Exercise details: Repeat every record below exactly, leaving out the pictures.

Listing:
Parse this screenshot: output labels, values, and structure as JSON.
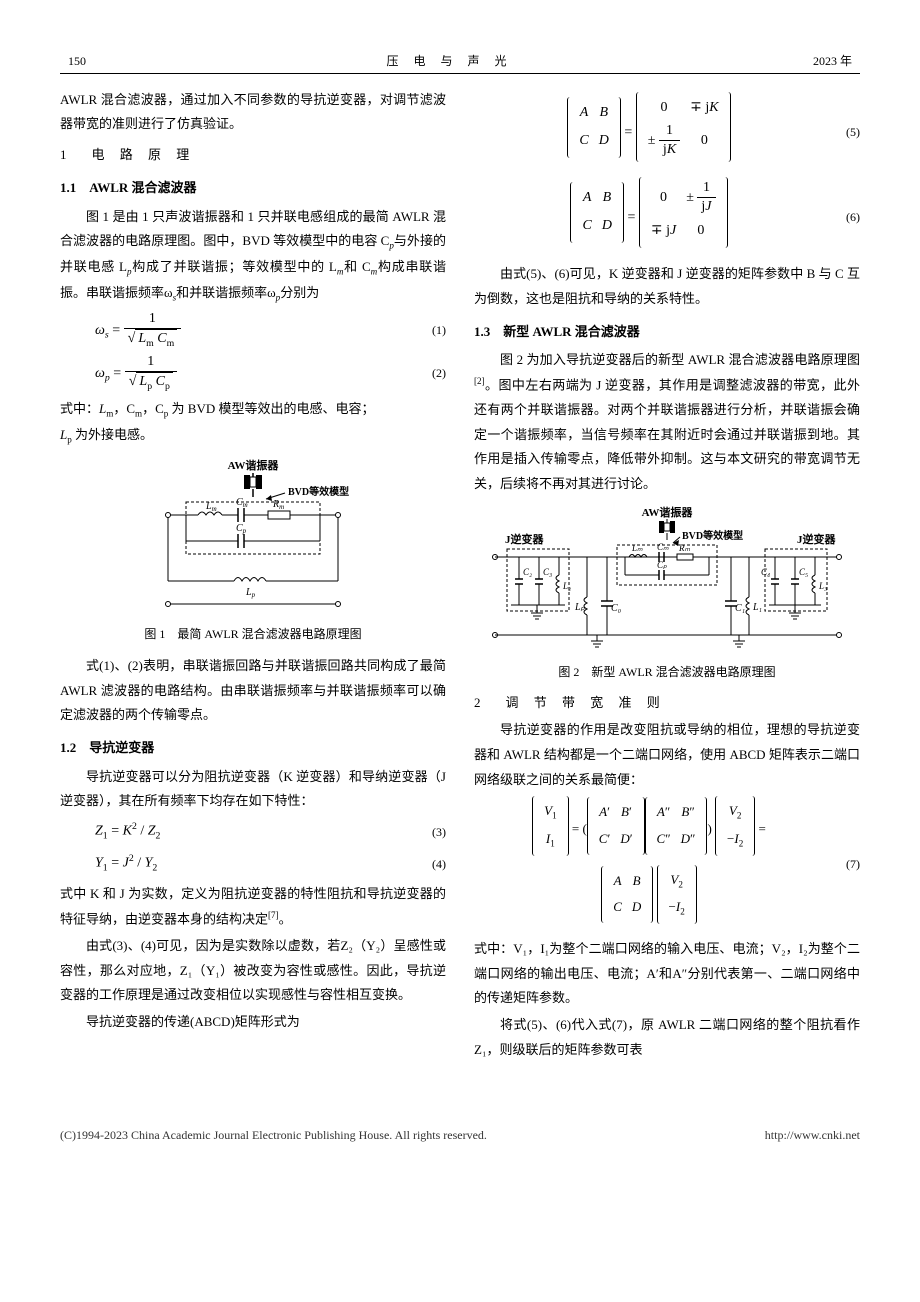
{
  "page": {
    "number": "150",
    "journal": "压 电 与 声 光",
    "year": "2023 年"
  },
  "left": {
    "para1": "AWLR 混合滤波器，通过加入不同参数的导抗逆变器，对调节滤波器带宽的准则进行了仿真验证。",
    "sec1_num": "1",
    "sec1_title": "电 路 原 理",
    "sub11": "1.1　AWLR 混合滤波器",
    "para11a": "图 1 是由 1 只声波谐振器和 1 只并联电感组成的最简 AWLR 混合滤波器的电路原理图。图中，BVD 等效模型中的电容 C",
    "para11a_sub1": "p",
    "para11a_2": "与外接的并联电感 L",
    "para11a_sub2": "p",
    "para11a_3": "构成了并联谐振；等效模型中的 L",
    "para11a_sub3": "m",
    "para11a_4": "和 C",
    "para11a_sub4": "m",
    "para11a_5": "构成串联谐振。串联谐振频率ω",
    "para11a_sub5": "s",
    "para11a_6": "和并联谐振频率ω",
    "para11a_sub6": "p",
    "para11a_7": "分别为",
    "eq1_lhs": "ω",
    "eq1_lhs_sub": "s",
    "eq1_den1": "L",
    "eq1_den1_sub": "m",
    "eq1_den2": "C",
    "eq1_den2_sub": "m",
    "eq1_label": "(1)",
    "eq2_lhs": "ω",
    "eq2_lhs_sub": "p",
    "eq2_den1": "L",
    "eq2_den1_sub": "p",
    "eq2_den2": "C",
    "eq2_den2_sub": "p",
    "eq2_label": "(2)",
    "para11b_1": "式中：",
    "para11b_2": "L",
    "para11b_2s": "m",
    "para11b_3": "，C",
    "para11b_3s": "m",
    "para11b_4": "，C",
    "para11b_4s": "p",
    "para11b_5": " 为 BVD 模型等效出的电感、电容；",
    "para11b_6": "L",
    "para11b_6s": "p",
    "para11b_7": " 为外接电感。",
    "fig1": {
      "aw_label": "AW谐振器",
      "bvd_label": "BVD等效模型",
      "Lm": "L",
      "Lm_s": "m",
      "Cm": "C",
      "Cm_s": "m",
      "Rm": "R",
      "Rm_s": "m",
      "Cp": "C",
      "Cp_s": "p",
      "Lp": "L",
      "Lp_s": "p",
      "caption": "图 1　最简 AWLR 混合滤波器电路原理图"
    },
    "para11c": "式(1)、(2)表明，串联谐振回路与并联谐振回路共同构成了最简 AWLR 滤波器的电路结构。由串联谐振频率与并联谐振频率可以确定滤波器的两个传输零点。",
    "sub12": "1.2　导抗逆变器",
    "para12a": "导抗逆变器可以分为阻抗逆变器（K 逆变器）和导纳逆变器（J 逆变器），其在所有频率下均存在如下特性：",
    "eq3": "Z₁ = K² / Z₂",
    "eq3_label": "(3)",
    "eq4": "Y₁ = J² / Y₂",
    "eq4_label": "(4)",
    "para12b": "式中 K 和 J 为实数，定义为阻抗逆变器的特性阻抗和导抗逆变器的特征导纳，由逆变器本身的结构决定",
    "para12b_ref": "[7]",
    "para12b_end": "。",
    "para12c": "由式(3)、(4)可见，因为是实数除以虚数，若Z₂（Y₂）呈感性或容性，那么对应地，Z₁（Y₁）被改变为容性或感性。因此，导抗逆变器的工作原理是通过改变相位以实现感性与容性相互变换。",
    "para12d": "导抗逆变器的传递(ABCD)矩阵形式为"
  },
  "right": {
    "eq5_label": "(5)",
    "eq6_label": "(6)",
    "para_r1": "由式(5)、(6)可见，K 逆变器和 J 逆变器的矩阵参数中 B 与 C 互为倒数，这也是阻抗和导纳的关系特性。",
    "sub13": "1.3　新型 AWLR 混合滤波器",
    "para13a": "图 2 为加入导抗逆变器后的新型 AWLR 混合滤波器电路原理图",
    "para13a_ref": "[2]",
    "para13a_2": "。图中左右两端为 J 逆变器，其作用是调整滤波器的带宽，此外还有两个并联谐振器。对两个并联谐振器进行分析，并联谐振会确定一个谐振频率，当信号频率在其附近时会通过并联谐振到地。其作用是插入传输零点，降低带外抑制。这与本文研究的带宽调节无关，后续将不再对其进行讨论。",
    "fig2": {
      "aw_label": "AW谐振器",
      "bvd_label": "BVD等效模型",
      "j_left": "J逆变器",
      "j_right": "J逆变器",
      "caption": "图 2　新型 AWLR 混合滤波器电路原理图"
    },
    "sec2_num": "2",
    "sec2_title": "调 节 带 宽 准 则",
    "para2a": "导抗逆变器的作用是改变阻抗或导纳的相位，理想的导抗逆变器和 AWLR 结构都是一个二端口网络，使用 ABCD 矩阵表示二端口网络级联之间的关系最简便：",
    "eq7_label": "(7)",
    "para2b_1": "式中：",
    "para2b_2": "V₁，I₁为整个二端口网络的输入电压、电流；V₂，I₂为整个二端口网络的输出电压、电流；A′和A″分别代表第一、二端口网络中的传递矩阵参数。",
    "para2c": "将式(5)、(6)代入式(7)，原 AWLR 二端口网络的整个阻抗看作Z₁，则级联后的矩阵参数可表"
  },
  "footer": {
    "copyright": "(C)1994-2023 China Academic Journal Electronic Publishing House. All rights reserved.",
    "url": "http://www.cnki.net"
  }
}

Answer:
Parse this screenshot: output labels, values, and structure as JSON.
{
  "page": {
    "number": "150",
    "journal": "压 电 与 声 光",
    "year": "2023 年"
  },
  "left": {
    "para1": "AWLR 混合滤波器，通过加入不同参数的导抗逆变器，对调节滤波器带宽的准则进行了仿真验证。",
    "sec1_num": "1",
    "sec1_title": "电 路 原 理",
    "sub11": "1.1　AWLR 混合滤波器",
    "para11a": "图 1 是由 1 只声波谐振器和 1 只并联电感组成的最简 AWLR 混合滤波器的电路原理图。图中，BVD 等效模型中的电容 C",
    "para11a_sub1": "p",
    "para11a_2": "与外接的并联电感 L",
    "para11a_sub2": "p",
    "para11a_3": "构成了并联谐振；等效模型中的 L",
    "para11a_sub3": "m",
    "para11a_4": "和 C",
    "para11a_sub4": "m",
    "para11a_5": "构成串联谐振。串联谐振频率ω",
    "para11a_sub5": "s",
    "para11a_6": "和并联谐振频率ω",
    "para11a_sub6": "p",
    "para11a_7": "分别为",
    "eq1_lhs": "ω",
    "eq1_lhs_sub": "s",
    "eq1_den1": "L",
    "eq1_den1_sub": "m",
    "eq1_den2": "C",
    "eq1_den2_sub": "m",
    "eq1_label": "(1)",
    "eq2_lhs": "ω",
    "eq2_lhs_sub": "p",
    "eq2_den1": "L",
    "eq2_den1_sub": "p",
    "eq2_den2": "C",
    "eq2_den2_sub": "p",
    "eq2_label": "(2)",
    "para11b_1": "式中：",
    "para11b_2": "L",
    "para11b_2s": "m",
    "para11b_3": "，C",
    "para11b_3s": "m",
    "para11b_4": "，C",
    "para11b_4s": "p",
    "para11b_5": " 为 BVD 模型等效出的电感、电容；",
    "para11b_6": "L",
    "para11b_6s": "p",
    "para11b_7": " 为外接电感。",
    "fig1": {
      "aw_label": "AW谐振器",
      "bvd_label": "BVD等效模型",
      "Lm": "L",
      "Lm_s": "m",
      "Cm": "C",
      "Cm_s": "m",
      "Rm": "R",
      "Rm_s": "m",
      "Cp": "C",
      "Cp_s": "p",
      "Lp": "L",
      "Lp_s": "p",
      "caption": "图 1　最简 AWLR 混合滤波器电路原理图"
    },
    "para11c": "式(1)、(2)表明，串联谐振回路与并联谐振回路共同构成了最简 AWLR 滤波器的电路结构。由串联谐振频率与并联谐振频率可以确定滤波器的两个传输零点。",
    "sub12": "1.2　导抗逆变器",
    "para12a": "导抗逆变器可以分为阻抗逆变器（K 逆变器）和导纳逆变器（J 逆变器），其在所有频率下均存在如下特性：",
    "eq3": "Z₁ = K² / Z₂",
    "eq3_label": "(3)",
    "eq4": "Y₁ = J² / Y₂",
    "eq4_label": "(4)",
    "para12b": "式中 K 和 J 为实数，定义为阻抗逆变器的特性阻抗和导抗逆变器的特征导纳，由逆变器本身的结构决定",
    "para12b_ref": "[7]",
    "para12b_end": "。",
    "para12c": "由式(3)、(4)可见，因为是实数除以虚数，若Z₂（Y₂）呈感性或容性，那么对应地，Z₁（Y₁）被改变为容性或感性。因此，导抗逆变器的工作原理是通过改变相位以实现感性与容性相互变换。",
    "para12d": "导抗逆变器的传递(ABCD)矩阵形式为"
  },
  "right": {
    "eq5_label": "(5)",
    "eq6_label": "(6)",
    "para_r1": "由式(5)、(6)可见，K 逆变器和 J 逆变器的矩阵参数中 B 与 C 互为倒数，这也是阻抗和导纳的关系特性。",
    "sub13": "1.3　新型 AWLR 混合滤波器",
    "para13a": "图 2 为加入导抗逆变器后的新型 AWLR 混合滤波器电路原理图",
    "para13a_ref": "[2]",
    "para13a_2": "。图中左右两端为 J 逆变器，其作用是调整滤波器的带宽，此外还有两个并联谐振器。对两个并联谐振器进行分析，并联谐振会确定一个谐振频率，当信号频率在其附近时会通过并联谐振到地。其作用是插入传输零点，降低带外抑制。这与本文研究的带宽调节无关，后续将不再对其进行讨论。",
    "fig2": {
      "aw_label": "AW谐振器",
      "bvd_label": "BVD等效模型",
      "j_left": "J逆变器",
      "j_right": "J逆变器",
      "caption": "图 2　新型 AWLR 混合滤波器电路原理图"
    },
    "sec2_num": "2",
    "sec2_title": "调 节 带 宽 准 则",
    "para2a": "导抗逆变器的作用是改变阻抗或导纳的相位，理想的导抗逆变器和 AWLR 结构都是一个二端口网络，使用 ABCD 矩阵表示二端口网络级联之间的关系最简便：",
    "eq7_label": "(7)",
    "para2b_1": "式中：",
    "para2b_2": "V₁，I₁为整个二端口网络的输入电压、电流；V₂，I₂为整个二端口网络的输出电压、电流；A′和A″分别代表第一、二端口网络中的传递矩阵参数。",
    "para2c": "将式(5)、(6)代入式(7)，原 AWLR 二端口网络的整个阻抗看作Z₁，则级联后的矩阵参数可表"
  },
  "footer": {
    "copyright": "(C)1994-2023 China Academic Journal Electronic Publishing House. All rights reserved.",
    "url": "http://www.cnki.net"
  }
}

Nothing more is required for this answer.